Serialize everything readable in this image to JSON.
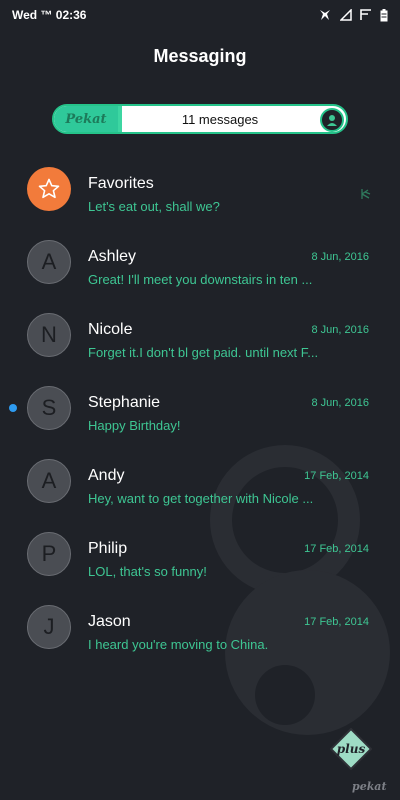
{
  "status_bar": {
    "time": "Wed ™ 02:36",
    "icons": [
      "notification-icon",
      "signal-icon",
      "wifi-icon",
      "battery-icon"
    ]
  },
  "header": {
    "title": "Messaging"
  },
  "banner": {
    "logo_text": "Pekat",
    "message_count": "11 messages"
  },
  "conversations": [
    {
      "initial": "",
      "name": "Favorites",
      "preview": "Let's eat out, shall we?",
      "date": "",
      "favorite": true,
      "unread": false
    },
    {
      "initial": "A",
      "name": "Ashley",
      "preview": "Great! I'll meet you downstairs in ten ...",
      "date": "8 Jun, 2016",
      "favorite": false,
      "unread": false
    },
    {
      "initial": "N",
      "name": "Nicole",
      "preview": "Forget it.I don't bl get paid. until next F...",
      "date": "8 Jun, 2016",
      "favorite": false,
      "unread": false
    },
    {
      "initial": "S",
      "name": "Stephanie",
      "preview": "Happy Birthday!",
      "date": "8 Jun, 2016",
      "favorite": false,
      "unread": true
    },
    {
      "initial": "A",
      "name": "Andy",
      "preview": "Hey, want to get together with Nicole ...",
      "date": "17 Feb, 2014",
      "favorite": false,
      "unread": false
    },
    {
      "initial": "P",
      "name": "Philip",
      "preview": "LOL, that's so funny!",
      "date": "17 Feb, 2014",
      "favorite": false,
      "unread": false
    },
    {
      "initial": "J",
      "name": "Jason",
      "preview": "I heard you're moving to China.",
      "date": "17 Feb, 2014",
      "favorite": false,
      "unread": false
    }
  ],
  "watermark": {
    "badge_text": "plus",
    "brand_text": "pekat"
  },
  "colors": {
    "background": "#1f2228",
    "accent_green": "#3ec693",
    "favorite_orange": "#f27b3b",
    "unread_blue": "#2e9bf0",
    "avatar_grey": "#4a4d53"
  }
}
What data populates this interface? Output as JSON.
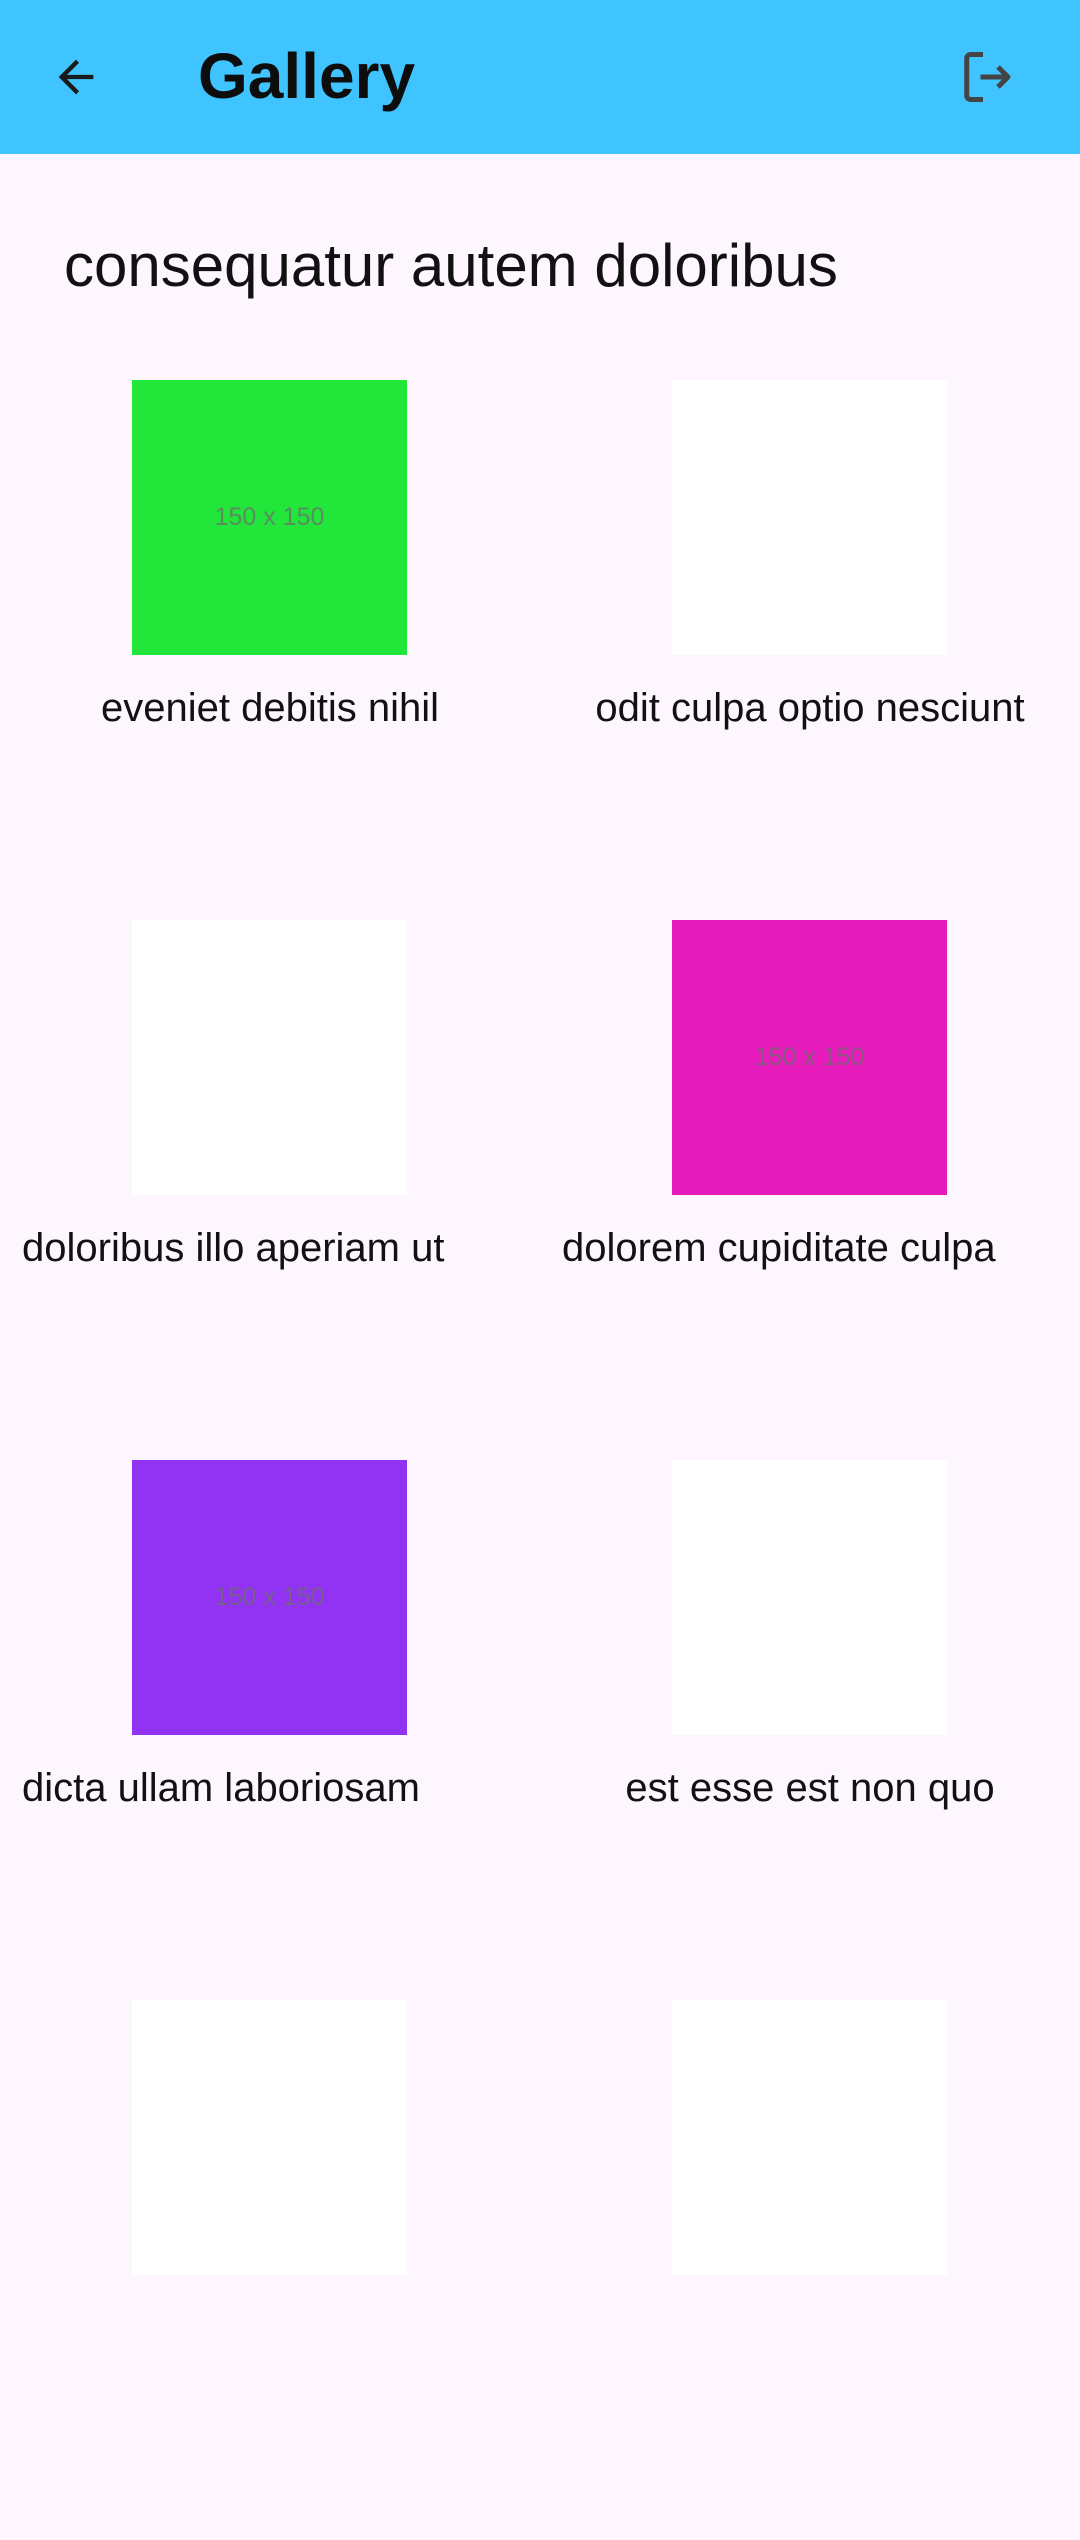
{
  "app_bar": {
    "title": "Gallery",
    "back_icon": "arrow-back-icon",
    "logout_icon": "logout-icon",
    "background": "#40c4ff"
  },
  "album": {
    "title": "consequatur autem doloribus"
  },
  "photos": [
    {
      "caption": "eveniet debitis nihil",
      "placeholder": "150 x 150",
      "color": "#22e63a"
    },
    {
      "caption": "odit culpa optio nesciunt",
      "placeholder": "",
      "color": "#ffffff"
    },
    {
      "caption": "doloribus illo aperiam ut",
      "placeholder": "",
      "color": "#ffffff"
    },
    {
      "caption": "dolorem cupiditate culpa",
      "placeholder": "150 x 150",
      "color": "#e61bbb"
    },
    {
      "caption": "dicta ullam laboriosam",
      "placeholder": "150 x 150",
      "color": "#9232f2"
    },
    {
      "caption": "est esse est non quo",
      "placeholder": "",
      "color": "#ffffff"
    },
    {
      "caption": "",
      "placeholder": "",
      "color": "#ffffff"
    },
    {
      "caption": "",
      "placeholder": "",
      "color": "#ffffff"
    }
  ]
}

|---|

» WRITTEN REQUEST
Transcribe all entries above exactly. Drop the pictures.

» CORRECT RESPONSE
Serialize everything readable in this image to JSON.
{
  "status_bar": {
    "time": "Wed ™ 02:36",
    "icons": [
      "notification-icon",
      "signal-icon",
      "wifi-icon",
      "battery-icon"
    ]
  },
  "header": {
    "title": "Messaging"
  },
  "banner": {
    "logo_text": "Pekat",
    "message_count": "11 messages"
  },
  "conversations": [
    {
      "initial": "",
      "name": "Favorites",
      "preview": "Let's eat out, shall we?",
      "date": "",
      "favorite": true,
      "unread": false
    },
    {
      "initial": "A",
      "name": "Ashley",
      "preview": "Great! I'll meet you downstairs in ten ...",
      "date": "8 Jun, 2016",
      "favorite": false,
      "unread": false
    },
    {
      "initial": "N",
      "name": "Nicole",
      "preview": "Forget it.I don't bl get paid. until next F...",
      "date": "8 Jun, 2016",
      "favorite": false,
      "unread": false
    },
    {
      "initial": "S",
      "name": "Stephanie",
      "preview": "Happy Birthday!",
      "date": "8 Jun, 2016",
      "favorite": false,
      "unread": true
    },
    {
      "initial": "A",
      "name": "Andy",
      "preview": "Hey, want to get together with Nicole ...",
      "date": "17 Feb, 2014",
      "favorite": false,
      "unread": false
    },
    {
      "initial": "P",
      "name": "Philip",
      "preview": "LOL, that's so funny!",
      "date": "17 Feb, 2014",
      "favorite": false,
      "unread": false
    },
    {
      "initial": "J",
      "name": "Jason",
      "preview": "I heard you're moving to China.",
      "date": "17 Feb, 2014",
      "favorite": false,
      "unread": false
    }
  ],
  "watermark": {
    "badge_text": "plus",
    "brand_text": "pekat"
  },
  "colors": {
    "background": "#1f2228",
    "accent_green": "#3ec693",
    "favorite_orange": "#f27b3b",
    "unread_blue": "#2e9bf0",
    "avatar_grey": "#4a4d53"
  }
}
What data populates this interface? Output as JSON.
{
  "app_bar": {
    "title": "Gallery",
    "back_icon": "arrow-back-icon",
    "logout_icon": "logout-icon",
    "background": "#40c4ff"
  },
  "album": {
    "title": "consequatur autem doloribus"
  },
  "photos": [
    {
      "caption": "eveniet debitis nihil",
      "placeholder": "150 x 150",
      "color": "#22e63a"
    },
    {
      "caption": "odit culpa optio nesciunt",
      "placeholder": "",
      "color": "#ffffff"
    },
    {
      "caption": "doloribus illo aperiam ut",
      "placeholder": "",
      "color": "#ffffff"
    },
    {
      "caption": "dolorem cupiditate culpa",
      "placeholder": "150 x 150",
      "color": "#e61bbb"
    },
    {
      "caption": "dicta ullam laboriosam",
      "placeholder": "150 x 150",
      "color": "#9232f2"
    },
    {
      "caption": "est esse est non quo",
      "placeholder": "",
      "color": "#ffffff"
    },
    {
      "caption": "",
      "placeholder": "",
      "color": "#ffffff"
    },
    {
      "caption": "",
      "placeholder": "",
      "color": "#ffffff"
    }
  ]
}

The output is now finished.